TASK
Take from the listing each line that has the string "JSON".

TASK INPUT
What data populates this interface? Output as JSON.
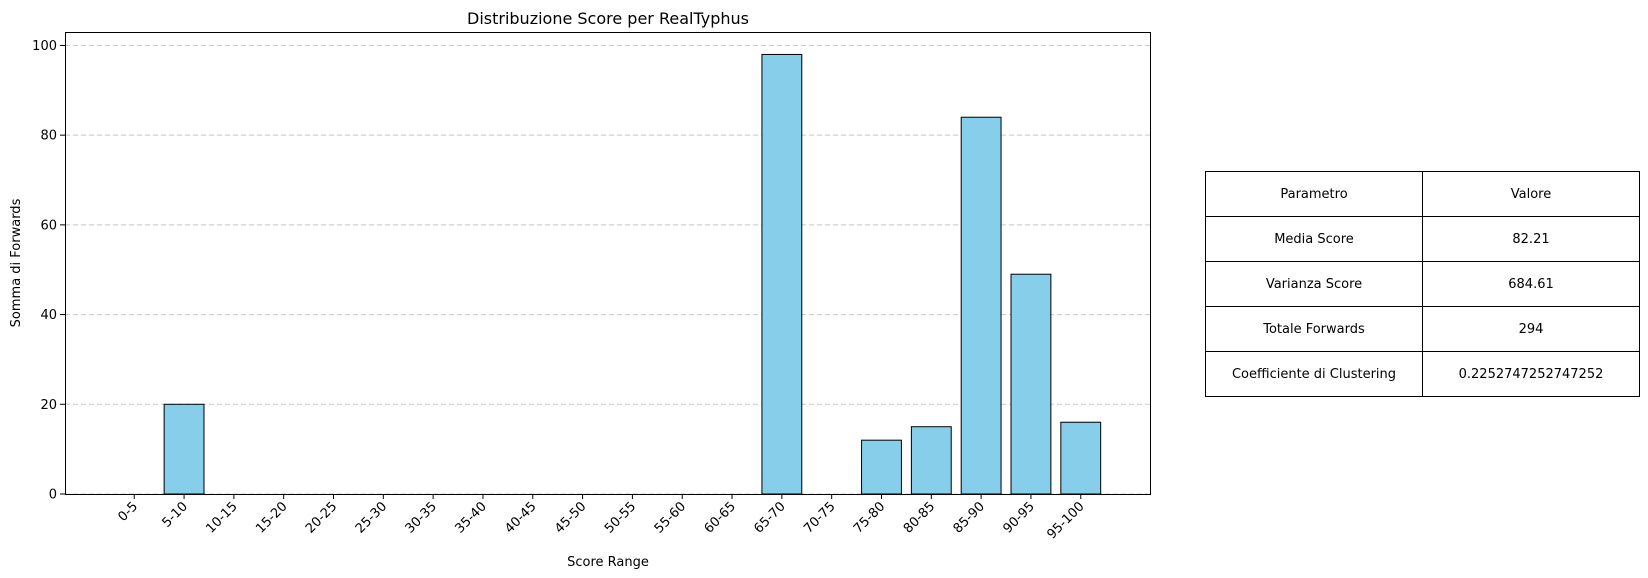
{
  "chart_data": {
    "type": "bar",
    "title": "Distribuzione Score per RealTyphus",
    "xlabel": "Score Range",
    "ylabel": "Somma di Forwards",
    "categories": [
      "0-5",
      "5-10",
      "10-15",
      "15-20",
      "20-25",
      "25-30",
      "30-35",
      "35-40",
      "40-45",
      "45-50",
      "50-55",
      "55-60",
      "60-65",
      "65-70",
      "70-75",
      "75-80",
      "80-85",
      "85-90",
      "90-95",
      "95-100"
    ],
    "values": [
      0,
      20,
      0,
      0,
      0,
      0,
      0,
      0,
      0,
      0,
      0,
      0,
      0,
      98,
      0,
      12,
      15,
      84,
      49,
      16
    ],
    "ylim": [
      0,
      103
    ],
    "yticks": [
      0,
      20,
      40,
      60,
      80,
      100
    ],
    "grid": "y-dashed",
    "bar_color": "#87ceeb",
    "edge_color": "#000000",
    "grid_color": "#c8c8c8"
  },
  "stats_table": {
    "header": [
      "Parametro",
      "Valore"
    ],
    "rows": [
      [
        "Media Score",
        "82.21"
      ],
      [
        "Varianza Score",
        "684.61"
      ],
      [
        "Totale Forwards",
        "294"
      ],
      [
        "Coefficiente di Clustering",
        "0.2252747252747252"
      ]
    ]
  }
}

...

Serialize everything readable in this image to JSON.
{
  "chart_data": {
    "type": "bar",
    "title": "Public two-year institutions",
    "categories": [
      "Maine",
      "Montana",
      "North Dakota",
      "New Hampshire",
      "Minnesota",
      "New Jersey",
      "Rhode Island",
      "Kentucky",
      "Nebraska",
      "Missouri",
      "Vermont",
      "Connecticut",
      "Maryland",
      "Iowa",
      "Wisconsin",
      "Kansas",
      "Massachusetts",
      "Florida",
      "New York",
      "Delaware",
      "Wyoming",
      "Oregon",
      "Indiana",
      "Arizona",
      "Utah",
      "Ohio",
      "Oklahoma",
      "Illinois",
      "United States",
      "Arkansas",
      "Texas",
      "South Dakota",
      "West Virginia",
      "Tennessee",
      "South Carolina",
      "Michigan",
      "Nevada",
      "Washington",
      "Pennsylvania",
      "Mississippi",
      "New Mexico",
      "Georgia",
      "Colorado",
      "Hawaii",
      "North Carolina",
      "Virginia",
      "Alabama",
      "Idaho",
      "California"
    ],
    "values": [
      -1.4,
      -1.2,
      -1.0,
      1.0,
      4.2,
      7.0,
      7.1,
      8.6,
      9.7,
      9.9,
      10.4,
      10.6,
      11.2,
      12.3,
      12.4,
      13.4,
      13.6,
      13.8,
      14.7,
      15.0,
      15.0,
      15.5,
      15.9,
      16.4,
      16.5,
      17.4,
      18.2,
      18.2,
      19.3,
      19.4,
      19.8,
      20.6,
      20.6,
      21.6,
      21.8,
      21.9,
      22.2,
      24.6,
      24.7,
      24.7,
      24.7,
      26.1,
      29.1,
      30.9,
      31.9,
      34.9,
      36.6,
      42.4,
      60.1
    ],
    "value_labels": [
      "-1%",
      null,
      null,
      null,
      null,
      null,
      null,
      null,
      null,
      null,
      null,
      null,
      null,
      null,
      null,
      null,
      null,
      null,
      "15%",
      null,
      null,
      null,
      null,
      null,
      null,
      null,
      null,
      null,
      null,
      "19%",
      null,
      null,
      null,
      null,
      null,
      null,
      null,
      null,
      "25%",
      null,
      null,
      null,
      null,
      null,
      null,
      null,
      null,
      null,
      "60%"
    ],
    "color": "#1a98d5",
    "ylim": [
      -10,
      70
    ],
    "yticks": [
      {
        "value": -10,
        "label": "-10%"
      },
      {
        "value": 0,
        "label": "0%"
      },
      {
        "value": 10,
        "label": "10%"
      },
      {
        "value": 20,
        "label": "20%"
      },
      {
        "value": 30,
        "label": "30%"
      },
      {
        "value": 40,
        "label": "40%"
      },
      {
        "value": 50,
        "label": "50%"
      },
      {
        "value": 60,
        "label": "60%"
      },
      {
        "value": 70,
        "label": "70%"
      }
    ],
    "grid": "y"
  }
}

TASK RESPONSE
What data populates this interface? Output as JSON.
Serialize everything readable in this image to JSON.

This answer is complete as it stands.